Goal:
Collect every line below that contains the word "color".

Material for this exercise:
__________________________________________________

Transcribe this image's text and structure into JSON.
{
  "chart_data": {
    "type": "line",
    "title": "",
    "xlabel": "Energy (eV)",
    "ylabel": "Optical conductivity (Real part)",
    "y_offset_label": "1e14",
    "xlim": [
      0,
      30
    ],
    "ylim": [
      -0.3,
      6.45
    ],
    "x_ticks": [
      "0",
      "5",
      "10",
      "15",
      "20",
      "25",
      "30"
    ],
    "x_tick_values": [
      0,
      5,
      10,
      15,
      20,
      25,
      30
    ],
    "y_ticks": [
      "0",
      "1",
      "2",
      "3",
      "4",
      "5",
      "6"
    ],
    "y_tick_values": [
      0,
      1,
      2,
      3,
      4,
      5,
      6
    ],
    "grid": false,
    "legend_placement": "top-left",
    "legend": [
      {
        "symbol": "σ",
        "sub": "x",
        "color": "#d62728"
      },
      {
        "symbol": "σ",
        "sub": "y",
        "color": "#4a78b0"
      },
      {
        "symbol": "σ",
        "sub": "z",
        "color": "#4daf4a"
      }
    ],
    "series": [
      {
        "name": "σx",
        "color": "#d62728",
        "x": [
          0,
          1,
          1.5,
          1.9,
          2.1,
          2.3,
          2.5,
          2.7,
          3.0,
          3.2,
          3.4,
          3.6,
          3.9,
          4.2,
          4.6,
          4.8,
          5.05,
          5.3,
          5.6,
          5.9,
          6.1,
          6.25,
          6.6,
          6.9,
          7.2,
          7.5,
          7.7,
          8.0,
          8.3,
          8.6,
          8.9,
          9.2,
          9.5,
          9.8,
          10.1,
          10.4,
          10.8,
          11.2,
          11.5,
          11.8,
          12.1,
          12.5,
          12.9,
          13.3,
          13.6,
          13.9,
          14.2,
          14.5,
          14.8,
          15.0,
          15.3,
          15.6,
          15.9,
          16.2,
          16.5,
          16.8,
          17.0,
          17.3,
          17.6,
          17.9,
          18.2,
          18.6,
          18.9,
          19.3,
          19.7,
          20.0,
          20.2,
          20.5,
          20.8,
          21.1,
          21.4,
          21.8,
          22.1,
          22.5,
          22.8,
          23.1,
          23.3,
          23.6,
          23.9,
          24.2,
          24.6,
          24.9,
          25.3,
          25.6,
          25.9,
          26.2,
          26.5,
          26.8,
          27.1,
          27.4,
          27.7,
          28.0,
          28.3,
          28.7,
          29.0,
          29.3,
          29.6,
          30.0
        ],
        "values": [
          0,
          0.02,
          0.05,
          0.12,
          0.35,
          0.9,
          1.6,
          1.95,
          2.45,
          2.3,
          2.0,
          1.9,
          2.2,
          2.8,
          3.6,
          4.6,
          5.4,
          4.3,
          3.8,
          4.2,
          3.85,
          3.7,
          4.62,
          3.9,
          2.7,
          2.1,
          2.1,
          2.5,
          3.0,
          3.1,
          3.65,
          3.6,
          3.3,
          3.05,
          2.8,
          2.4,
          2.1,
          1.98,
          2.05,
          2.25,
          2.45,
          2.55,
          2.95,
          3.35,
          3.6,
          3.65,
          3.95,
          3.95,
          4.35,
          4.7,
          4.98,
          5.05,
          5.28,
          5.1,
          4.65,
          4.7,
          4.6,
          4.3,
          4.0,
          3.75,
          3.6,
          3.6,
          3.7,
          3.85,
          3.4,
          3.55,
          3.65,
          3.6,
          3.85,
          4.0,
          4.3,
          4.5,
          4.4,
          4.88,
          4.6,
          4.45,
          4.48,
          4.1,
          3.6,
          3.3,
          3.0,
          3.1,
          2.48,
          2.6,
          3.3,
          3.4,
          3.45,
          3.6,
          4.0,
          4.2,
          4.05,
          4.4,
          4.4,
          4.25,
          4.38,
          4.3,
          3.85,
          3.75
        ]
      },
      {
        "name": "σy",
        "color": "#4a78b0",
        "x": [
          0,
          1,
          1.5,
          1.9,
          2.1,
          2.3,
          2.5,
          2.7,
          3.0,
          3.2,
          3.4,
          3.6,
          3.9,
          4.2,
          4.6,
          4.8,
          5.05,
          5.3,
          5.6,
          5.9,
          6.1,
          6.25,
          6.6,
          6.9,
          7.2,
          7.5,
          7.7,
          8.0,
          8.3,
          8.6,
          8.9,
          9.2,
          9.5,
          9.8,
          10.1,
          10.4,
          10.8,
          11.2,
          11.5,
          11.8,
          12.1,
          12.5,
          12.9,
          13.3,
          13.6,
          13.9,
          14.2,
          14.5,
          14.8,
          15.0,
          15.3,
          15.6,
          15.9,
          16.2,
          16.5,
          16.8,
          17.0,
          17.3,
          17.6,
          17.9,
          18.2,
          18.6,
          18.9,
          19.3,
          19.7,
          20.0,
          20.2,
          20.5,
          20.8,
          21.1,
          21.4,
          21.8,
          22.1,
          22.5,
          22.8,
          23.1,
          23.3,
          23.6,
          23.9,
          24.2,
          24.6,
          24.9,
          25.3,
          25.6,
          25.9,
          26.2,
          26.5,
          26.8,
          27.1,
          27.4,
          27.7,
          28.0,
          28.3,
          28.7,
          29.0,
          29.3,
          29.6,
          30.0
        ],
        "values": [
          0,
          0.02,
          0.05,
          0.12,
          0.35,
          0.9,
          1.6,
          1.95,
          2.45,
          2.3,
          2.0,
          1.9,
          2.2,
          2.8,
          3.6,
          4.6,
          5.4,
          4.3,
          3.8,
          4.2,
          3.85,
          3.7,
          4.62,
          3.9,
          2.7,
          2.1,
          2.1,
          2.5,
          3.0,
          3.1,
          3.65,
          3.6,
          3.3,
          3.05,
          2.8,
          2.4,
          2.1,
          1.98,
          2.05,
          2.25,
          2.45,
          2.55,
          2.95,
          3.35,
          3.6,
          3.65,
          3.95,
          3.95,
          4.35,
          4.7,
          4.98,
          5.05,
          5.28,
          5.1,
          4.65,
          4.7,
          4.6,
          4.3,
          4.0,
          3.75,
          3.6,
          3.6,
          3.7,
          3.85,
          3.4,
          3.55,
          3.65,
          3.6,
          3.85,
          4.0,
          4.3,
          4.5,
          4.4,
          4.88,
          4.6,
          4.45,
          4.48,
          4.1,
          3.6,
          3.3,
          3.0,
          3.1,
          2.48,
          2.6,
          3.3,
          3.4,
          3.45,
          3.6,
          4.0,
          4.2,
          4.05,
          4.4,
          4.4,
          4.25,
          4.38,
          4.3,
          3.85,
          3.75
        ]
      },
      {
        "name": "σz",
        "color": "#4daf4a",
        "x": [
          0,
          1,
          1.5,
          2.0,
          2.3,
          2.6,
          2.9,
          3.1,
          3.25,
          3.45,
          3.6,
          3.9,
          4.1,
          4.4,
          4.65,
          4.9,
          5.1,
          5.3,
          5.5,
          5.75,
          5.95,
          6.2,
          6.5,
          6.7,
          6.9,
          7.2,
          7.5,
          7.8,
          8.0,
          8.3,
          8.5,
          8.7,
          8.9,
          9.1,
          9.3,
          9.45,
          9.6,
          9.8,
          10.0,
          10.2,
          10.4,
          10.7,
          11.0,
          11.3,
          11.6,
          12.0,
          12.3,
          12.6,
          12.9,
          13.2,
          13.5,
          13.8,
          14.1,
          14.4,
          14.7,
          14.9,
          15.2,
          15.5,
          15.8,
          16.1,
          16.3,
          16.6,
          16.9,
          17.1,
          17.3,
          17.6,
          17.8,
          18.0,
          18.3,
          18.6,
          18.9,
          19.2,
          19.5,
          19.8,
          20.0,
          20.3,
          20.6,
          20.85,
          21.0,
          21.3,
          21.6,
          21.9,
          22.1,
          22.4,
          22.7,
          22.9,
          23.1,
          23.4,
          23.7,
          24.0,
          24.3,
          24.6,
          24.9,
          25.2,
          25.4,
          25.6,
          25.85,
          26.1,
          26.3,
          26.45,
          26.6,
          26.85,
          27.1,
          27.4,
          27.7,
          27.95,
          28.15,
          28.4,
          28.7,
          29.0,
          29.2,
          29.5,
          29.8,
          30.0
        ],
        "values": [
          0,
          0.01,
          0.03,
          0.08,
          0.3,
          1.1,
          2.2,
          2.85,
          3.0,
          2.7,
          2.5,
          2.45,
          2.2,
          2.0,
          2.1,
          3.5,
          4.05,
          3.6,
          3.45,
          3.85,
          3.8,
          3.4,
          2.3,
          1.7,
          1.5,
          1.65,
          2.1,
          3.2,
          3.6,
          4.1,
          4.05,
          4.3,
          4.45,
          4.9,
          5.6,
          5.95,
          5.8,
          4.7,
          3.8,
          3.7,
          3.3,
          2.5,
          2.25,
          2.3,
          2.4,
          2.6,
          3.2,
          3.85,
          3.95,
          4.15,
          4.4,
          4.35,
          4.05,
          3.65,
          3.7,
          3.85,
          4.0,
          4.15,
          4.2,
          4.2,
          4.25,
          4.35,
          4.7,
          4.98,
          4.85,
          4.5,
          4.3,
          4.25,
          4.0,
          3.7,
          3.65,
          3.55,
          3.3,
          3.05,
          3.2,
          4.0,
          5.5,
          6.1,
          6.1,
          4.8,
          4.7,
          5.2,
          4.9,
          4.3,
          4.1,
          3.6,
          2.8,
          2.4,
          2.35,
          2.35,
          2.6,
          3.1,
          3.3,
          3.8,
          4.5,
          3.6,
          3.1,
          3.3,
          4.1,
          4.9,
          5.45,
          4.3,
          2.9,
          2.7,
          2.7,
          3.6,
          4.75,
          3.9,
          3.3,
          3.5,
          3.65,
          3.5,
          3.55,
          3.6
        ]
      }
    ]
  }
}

__________________________________________________

Response:
        "color": "#d62728"
        "color": "#4a78b0"
        "color": "#4daf4a"
        "color": "#d62728",
        "color": "#4a78b0",
        "color": "#4daf4a",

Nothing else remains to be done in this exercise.